Set exercise | Repeat the whole listing exactly.

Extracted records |
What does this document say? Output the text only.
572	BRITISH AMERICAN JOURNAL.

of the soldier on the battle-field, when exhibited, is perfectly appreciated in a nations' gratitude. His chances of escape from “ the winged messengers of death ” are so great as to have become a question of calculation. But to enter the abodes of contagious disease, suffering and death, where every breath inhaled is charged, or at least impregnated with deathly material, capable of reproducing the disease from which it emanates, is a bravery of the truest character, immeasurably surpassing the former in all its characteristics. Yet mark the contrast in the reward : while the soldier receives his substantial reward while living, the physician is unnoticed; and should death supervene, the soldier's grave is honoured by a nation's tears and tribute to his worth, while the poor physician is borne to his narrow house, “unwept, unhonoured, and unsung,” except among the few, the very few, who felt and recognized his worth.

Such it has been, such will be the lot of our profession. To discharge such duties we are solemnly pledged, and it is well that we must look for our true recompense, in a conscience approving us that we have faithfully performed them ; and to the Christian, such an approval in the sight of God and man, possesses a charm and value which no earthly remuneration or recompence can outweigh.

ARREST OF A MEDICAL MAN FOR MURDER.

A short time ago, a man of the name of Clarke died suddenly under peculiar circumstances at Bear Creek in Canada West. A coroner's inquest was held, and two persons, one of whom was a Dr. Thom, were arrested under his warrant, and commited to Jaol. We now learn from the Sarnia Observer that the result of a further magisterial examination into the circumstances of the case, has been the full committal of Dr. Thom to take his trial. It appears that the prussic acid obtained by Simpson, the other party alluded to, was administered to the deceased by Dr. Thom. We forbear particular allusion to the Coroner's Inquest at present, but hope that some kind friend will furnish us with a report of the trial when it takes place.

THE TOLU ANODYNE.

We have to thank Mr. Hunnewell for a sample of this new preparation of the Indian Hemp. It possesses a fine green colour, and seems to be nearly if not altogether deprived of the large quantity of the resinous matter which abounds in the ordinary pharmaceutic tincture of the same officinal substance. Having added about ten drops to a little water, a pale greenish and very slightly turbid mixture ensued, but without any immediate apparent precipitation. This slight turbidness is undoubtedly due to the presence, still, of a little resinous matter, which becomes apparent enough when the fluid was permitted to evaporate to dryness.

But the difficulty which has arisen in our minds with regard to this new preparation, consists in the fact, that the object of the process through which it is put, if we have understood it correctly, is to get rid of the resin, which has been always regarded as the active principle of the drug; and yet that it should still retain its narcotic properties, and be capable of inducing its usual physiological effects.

Solution below |
What does this document say? Output the text only.
572	BRITISH AMERICAN JOURNAL.

of the soldier on the battle-field, when exhibited, is perfectly appreciated in a nations' gratitude. His chances of escape from “ the winged messengers of death ” are so great as to have become a question of calculation. But to enter the abodes of contagious disease, suffering and death, where every breath inhaled is charged, or at least impregnated with deathly material, capable of reproducing the disease from which it emanates, is a bravery of the truest character, immeasurably surpassing the former in all its characteristics. Yet mark the contrast in the reward : while the soldier receives his substantial reward while living, the physician is unnoticed; and should death supervene, the soldier's grave is honoured by a nation's tears and tribute to his worth, while the poor physician is borne to his narrow house, “unwept, unhonoured, and unsung,” except among the few, the very few, who felt and recognized his worth.

Such it has been, such will be the lot of our profession. To discharge such duties we are solemnly pledged, and it is well that we must look for our true recompense, in a conscience approving us that we have faithfully performed them ; and to the Christian, such an approval in the sight of God and man, possesses a charm and value which no earthly remuneration or recompence can outweigh.

ARREST OF A MEDICAL MAN FOR MURDER.

A short time ago, a man of the name of Clarke died suddenly under peculiar circumstances at Bear Creek in Canada West. A coroner's inquest was held, and two persons, one of whom was a Dr. Thom, were arrested under his warrant, and commited to Jaol. We now learn from the Sarnia Observer that the result of a further magisterial examination into the circumstances of the case, has been the full committal of Dr. Thom to take his trial. It appears that the prussic acid obtained by Simpson, the other party alluded to, was administered to the deceased by Dr. Thom. We forbear particular allusion to the Coroner's Inquest at present, but hope that some kind friend will furnish us with a report of the trial when it takes place.

THE TOLU ANODYNE.

We have to thank Mr. Hunnewell for a sample of this new preparation of the Indian Hemp. It possesses a fine green colour, and seems to be nearly if not altogether deprived of the large quantity of the resinous matter which abounds in the ordinary pharmaceutic tincture of the same officinal substance. Having added about ten drops to a little water, a pale greenish and very slightly turbid mixture ensued, but without any immediate apparent precipitation. This slight turbidness is undoubtedly due to the presence, still, of a little resinous matter, which becomes apparent enough when the fluid was permitted to evaporate to dryness.

But the difficulty which has arisen in our minds with regard to this new preparation, consists in the fact, that the object of the process through which it is put, if we have understood it correctly, is to get rid of the resin, which has been always regarded as the active principle of the drug; and yet that it should still retain its narcotic properties, and be capable of inducing its usual physiological effects.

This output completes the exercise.